— start of Extracted data —

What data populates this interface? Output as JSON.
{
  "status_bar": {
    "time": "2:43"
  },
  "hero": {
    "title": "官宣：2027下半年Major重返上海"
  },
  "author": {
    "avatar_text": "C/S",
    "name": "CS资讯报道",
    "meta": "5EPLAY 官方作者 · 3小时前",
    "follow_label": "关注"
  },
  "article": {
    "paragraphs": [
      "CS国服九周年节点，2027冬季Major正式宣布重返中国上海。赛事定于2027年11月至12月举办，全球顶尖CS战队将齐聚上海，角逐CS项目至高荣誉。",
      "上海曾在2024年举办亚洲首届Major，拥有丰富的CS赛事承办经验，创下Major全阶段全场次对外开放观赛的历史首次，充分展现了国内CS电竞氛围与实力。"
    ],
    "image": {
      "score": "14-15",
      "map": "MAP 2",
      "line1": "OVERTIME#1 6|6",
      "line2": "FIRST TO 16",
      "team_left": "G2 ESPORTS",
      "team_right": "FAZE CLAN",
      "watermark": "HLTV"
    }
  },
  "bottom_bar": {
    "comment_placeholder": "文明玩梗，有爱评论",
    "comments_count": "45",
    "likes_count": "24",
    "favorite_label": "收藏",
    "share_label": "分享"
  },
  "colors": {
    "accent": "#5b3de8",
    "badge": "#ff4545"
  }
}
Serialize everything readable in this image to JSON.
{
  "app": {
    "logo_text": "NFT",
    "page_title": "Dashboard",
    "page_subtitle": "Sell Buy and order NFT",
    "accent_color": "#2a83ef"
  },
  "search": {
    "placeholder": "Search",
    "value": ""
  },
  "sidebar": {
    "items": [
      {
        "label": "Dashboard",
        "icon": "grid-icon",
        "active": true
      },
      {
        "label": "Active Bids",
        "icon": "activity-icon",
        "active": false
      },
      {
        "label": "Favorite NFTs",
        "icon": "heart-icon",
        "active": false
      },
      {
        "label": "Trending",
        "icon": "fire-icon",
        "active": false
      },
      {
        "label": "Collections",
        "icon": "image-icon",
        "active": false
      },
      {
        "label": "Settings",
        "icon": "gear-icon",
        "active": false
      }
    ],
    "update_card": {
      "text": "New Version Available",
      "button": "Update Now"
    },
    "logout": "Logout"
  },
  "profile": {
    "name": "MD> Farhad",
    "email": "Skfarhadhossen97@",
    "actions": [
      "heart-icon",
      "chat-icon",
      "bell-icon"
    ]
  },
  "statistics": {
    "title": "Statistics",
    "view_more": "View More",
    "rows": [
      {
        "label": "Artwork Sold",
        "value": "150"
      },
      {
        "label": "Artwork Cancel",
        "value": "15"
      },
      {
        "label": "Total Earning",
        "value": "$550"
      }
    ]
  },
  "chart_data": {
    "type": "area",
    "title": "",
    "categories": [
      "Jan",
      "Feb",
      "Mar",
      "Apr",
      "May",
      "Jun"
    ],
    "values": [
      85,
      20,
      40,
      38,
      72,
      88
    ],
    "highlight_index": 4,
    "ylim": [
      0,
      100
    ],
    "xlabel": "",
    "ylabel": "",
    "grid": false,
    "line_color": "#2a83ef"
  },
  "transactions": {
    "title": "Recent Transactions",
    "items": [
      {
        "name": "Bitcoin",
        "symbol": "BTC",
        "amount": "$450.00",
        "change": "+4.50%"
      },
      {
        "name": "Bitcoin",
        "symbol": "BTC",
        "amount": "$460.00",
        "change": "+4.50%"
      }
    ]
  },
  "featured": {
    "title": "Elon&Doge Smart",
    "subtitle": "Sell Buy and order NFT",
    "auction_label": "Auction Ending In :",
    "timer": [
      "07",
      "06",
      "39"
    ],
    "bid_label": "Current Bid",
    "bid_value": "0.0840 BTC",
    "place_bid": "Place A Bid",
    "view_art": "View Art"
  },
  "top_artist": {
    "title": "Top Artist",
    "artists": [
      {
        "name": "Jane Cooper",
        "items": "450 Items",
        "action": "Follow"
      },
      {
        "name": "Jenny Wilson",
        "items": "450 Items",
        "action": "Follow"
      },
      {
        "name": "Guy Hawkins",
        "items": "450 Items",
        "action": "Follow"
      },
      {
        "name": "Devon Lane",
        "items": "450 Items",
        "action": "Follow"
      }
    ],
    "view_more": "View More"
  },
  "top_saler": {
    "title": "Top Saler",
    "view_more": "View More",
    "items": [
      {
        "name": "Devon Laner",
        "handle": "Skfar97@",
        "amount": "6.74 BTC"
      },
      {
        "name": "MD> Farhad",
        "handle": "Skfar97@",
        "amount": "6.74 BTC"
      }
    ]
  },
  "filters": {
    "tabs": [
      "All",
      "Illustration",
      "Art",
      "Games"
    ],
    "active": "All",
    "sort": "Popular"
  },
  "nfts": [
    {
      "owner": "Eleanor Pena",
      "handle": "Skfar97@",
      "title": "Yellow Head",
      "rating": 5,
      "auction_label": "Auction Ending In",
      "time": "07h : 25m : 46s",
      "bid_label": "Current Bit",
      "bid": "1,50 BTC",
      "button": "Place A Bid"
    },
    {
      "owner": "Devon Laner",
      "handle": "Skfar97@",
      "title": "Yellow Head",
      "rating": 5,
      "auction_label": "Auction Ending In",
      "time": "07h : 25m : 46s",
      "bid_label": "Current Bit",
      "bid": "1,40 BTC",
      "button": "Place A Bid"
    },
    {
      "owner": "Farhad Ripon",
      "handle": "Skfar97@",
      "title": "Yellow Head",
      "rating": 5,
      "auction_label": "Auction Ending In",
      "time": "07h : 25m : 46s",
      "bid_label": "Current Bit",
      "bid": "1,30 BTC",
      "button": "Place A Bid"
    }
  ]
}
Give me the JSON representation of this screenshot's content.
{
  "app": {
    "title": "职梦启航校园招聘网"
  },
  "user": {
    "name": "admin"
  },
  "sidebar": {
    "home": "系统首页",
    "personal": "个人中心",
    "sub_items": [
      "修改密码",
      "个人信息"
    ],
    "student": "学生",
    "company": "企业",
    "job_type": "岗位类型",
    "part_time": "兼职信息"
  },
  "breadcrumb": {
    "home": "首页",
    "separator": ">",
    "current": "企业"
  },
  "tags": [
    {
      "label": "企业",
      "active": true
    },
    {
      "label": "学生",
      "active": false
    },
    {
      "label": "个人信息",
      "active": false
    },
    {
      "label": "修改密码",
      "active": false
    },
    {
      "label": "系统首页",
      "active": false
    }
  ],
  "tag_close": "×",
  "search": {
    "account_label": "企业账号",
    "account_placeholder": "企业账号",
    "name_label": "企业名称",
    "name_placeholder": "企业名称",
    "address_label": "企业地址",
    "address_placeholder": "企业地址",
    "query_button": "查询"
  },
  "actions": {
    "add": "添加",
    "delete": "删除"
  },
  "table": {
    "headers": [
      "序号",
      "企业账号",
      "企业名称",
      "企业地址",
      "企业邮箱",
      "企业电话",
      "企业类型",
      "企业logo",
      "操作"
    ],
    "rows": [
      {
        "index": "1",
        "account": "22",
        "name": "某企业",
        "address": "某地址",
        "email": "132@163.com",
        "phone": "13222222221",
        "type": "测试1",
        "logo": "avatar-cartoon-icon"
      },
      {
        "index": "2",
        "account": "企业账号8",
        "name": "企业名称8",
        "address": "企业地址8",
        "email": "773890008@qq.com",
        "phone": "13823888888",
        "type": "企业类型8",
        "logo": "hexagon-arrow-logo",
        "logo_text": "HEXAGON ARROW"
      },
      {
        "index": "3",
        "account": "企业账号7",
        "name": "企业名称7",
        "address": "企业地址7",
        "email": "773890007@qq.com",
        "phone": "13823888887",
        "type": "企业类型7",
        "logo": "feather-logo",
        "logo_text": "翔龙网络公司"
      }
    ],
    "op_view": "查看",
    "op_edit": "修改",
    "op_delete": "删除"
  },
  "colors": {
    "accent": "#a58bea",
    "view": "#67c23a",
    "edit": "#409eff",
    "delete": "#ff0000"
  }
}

— end of Extracted data —

# [Objective]
How many lines in the listing above contain the string "order"? Answer with the number only.

# [The result]
2